(Data records)

* * * * * * *

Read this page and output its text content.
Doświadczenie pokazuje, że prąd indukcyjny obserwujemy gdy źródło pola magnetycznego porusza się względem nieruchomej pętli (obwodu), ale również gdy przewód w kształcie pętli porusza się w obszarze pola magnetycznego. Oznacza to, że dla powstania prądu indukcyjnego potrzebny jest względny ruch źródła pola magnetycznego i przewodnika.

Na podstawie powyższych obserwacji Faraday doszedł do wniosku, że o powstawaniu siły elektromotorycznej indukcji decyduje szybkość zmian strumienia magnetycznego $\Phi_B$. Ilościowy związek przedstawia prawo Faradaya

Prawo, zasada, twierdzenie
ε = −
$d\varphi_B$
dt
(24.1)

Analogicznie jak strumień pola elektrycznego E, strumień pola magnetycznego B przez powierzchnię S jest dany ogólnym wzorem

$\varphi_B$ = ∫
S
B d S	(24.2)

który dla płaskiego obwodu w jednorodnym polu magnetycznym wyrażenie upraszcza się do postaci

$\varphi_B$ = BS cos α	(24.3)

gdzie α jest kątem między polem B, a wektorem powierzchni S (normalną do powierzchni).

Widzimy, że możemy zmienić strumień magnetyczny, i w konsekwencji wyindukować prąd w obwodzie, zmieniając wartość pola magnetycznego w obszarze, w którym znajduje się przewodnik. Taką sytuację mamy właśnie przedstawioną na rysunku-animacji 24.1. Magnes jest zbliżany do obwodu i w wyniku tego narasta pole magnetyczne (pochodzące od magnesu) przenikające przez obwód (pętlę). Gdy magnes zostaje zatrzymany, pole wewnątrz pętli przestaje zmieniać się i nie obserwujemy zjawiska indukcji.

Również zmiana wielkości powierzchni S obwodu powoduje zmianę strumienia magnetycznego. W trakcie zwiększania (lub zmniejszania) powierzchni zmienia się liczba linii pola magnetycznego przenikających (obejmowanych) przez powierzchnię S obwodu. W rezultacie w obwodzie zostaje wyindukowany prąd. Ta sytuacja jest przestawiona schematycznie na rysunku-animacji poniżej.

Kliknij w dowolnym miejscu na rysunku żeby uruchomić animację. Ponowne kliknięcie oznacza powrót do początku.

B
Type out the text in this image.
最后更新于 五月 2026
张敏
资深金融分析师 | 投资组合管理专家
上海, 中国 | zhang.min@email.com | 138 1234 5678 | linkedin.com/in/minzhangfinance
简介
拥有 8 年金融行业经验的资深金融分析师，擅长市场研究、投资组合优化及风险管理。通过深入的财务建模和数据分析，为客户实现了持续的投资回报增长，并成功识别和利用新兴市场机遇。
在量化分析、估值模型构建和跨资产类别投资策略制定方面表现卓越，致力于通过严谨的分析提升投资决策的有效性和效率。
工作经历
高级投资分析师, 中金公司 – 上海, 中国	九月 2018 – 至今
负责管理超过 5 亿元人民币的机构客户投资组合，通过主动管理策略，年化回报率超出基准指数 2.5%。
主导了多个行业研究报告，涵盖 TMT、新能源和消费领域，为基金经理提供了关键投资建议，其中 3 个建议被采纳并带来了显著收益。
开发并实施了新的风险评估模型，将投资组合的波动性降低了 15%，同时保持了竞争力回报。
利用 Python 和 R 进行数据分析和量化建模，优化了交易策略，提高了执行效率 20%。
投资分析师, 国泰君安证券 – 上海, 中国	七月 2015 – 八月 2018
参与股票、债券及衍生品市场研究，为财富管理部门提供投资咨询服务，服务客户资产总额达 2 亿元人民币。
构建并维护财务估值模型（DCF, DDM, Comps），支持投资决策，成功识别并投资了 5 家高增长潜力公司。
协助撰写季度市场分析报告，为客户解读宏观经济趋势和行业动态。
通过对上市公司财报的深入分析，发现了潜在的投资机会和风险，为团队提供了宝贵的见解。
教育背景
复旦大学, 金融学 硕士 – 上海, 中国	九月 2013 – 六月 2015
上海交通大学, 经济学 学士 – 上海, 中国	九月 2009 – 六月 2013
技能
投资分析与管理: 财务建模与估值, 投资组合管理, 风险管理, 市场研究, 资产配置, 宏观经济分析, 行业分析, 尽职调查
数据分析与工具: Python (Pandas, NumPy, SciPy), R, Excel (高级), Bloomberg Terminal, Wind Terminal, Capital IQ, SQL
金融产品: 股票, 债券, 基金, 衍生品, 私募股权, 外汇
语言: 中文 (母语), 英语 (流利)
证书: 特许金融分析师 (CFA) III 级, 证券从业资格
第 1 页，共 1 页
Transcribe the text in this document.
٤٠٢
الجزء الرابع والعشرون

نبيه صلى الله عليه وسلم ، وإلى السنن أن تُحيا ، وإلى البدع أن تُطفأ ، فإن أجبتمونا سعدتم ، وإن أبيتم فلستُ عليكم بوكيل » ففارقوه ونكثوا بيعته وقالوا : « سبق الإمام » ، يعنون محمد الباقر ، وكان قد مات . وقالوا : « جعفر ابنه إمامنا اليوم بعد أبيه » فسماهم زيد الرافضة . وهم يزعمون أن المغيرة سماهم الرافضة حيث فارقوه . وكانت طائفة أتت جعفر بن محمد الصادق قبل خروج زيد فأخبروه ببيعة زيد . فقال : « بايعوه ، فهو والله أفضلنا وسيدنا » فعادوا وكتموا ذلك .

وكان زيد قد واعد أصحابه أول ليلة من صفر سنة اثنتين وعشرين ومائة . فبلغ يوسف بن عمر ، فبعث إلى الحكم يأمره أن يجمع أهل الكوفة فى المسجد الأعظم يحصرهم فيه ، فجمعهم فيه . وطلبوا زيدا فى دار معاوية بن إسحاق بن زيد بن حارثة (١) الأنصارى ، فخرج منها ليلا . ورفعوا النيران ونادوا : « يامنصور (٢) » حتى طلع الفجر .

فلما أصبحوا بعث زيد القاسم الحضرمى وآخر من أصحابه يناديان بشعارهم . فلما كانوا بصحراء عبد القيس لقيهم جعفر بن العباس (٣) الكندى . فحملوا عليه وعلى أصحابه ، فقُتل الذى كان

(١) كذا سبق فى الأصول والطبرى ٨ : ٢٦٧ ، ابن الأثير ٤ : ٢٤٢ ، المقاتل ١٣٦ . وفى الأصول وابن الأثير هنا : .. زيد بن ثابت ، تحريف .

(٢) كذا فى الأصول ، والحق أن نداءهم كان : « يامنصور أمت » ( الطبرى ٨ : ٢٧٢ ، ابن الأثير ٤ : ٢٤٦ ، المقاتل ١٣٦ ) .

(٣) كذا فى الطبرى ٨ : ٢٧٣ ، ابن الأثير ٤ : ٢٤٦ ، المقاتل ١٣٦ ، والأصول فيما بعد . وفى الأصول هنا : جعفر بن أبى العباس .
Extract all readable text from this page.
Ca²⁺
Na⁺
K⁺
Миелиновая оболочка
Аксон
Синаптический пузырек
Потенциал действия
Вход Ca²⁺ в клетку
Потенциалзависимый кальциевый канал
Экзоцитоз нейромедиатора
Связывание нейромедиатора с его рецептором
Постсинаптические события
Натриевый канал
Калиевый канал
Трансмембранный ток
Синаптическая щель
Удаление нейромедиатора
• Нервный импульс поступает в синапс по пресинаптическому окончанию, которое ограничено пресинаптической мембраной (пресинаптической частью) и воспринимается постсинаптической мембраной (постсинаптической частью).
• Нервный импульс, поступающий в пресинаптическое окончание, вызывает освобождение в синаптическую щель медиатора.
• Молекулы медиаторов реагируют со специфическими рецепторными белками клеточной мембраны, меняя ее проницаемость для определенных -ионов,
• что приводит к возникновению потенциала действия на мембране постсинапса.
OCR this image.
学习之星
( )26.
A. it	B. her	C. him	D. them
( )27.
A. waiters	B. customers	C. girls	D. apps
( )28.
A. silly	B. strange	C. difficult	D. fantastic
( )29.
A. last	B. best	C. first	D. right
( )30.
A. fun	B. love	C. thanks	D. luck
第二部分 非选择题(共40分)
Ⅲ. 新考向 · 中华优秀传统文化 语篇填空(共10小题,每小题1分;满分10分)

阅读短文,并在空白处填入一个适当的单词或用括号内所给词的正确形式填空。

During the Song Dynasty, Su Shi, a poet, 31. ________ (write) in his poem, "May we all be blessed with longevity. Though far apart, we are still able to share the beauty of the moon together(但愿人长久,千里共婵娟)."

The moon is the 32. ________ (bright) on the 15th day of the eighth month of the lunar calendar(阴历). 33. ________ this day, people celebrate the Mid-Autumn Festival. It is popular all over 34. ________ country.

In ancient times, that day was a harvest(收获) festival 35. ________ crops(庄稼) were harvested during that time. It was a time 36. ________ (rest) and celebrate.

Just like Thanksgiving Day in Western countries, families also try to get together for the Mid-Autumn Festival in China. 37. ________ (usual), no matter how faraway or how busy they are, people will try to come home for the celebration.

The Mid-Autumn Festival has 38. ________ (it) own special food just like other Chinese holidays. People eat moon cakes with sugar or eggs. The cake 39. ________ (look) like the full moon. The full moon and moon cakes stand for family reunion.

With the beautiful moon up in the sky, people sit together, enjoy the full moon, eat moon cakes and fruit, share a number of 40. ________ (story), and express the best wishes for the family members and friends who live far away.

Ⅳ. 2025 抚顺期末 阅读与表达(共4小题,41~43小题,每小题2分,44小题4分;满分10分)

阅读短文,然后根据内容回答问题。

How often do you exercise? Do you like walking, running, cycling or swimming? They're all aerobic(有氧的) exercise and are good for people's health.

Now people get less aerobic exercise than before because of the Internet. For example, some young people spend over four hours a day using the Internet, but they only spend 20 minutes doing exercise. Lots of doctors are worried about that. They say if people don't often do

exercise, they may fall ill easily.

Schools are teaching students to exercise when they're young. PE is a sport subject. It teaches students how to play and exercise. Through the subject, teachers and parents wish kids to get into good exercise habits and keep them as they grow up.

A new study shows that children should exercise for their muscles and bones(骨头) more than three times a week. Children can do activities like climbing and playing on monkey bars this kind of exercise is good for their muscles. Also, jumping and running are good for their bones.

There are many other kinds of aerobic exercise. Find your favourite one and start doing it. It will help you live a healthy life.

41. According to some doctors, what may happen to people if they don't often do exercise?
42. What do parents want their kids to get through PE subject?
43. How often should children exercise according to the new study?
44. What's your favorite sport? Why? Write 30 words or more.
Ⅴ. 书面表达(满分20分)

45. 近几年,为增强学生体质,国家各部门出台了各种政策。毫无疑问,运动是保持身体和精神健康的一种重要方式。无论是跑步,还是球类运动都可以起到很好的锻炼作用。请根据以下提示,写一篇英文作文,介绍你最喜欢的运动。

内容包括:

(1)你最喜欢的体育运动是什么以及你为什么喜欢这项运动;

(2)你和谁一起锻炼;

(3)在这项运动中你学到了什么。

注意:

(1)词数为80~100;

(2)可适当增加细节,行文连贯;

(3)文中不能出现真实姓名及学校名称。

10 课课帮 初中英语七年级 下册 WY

* * * * * * *

§ **AIM OF THE TASK**
Return only the number of lines in the data that contain "them".

§ **EXPECTED ANSWER**
2